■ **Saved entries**
_____

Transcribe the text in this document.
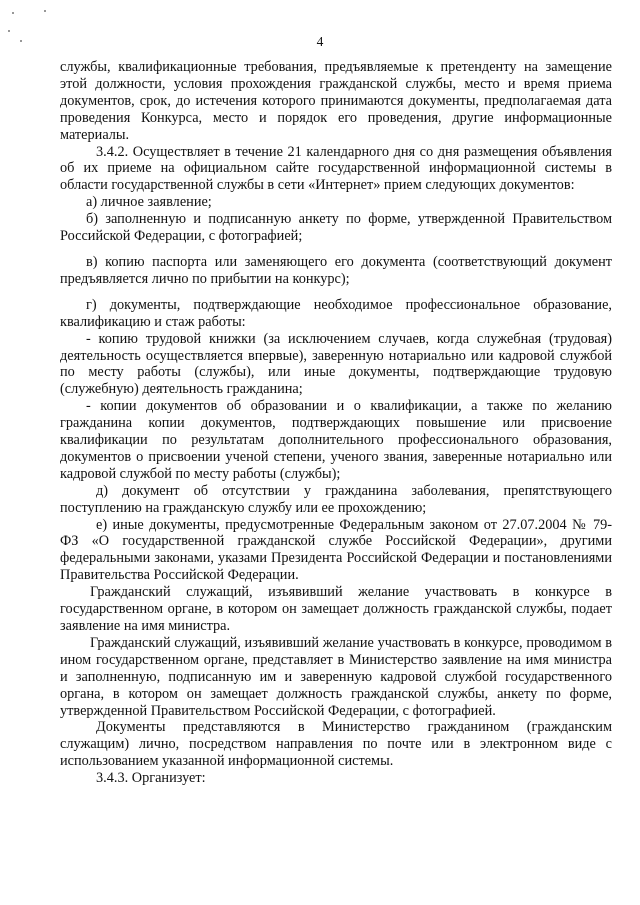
4

службы, квалификационные требования, предъявляемые к претенденту на замещение этой должности, условия прохождения гражданской службы, место и время приема документов, срок, до истечения которого принимаются документы, предполагаемая дата проведения Конкурса, место и порядок его проведения, другие информационные материалы.

3.4.2. Осуществляет в течение 21 календарного дня со дня размещения объявления об их приеме на официальном сайте государственной информационной системы в области государственной службы в сети «Интернет» прием следующих документов:

а) личное заявление;

б) заполненную и подписанную анкету по форме, утвержденной Правительством Российской Федерации, с фотографией;

в) копию паспорта или заменяющего его документа (соответствующий документ предъявляется лично по прибытии на конкурс);

г) документы, подтверждающие необходимое профессиональное образование, квалификацию и стаж работы:

- копию трудовой книжки (за исключением случаев, когда служебная (трудовая) деятельность осуществляется впервые), заверенную нотариально или кадровой службой по месту работы (службы), или иные документы, подтверждающие трудовую (служебную) деятельность гражданина;

- копии документов об образовании и о квалификации, а также по желанию гражданина копии документов, подтверждающих повышение или присвоение квалификации по результатам дополнительного профессионального образования, документов о присвоении ученой степени, ученого звания, заверенные нотариально или кадровой службой по месту работы (службы);

д) документ об отсутствии у гражданина заболевания, препятствующего поступлению на гражданскую службу или ее прохождению;

е) иные документы, предусмотренные Федеральным законом от 27.07.2004 № 79-ФЗ «О государственной гражданской службе Российской Федерации», другими федеральными законами, указами Президента Российской Федерации и постановлениями Правительства Российской Федерации.

Гражданский служащий, изъявивший желание участвовать в конкурсе в государственном органе, в котором он замещает должность гражданской службы, подает заявление на имя министра.

Гражданский служащий, изъявивший желание участвовать в конкурсе, проводимом в ином государственном органе, представляет в Министерство заявление на имя министра и заполненную, подписанную им и заверенную кадровой службой государственного органа, в котором он замещает должность гражданской службы, анкету по форме, утвержденной Правительством Российской Федерации, с фотографией.

Документы представляются в Министерство гражданином (гражданским служащим) лично, посредством направления по почте или в электронном виде с использованием указанной информационной системы.

3.4.3. Организует:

_____

Copy out the lines that hold "желание".

Гражданский служащий, изъявивший желание участвовать в конкурсе в государственном органе, в котором он замещает должность гражданской службы, подает заявление на имя министра.
Гражданский служащий, изъявивший желание участвовать в конкурсе, проводимом в ином государственном органе, представляет в Министерство заявление на имя министра и заполненную, подписанную им и заверенную кадровой службой государственного органа, в котором он замещает должность гражданской службы, анкету по форме, утвержденной Правительством Российской Федерации, с фотографией.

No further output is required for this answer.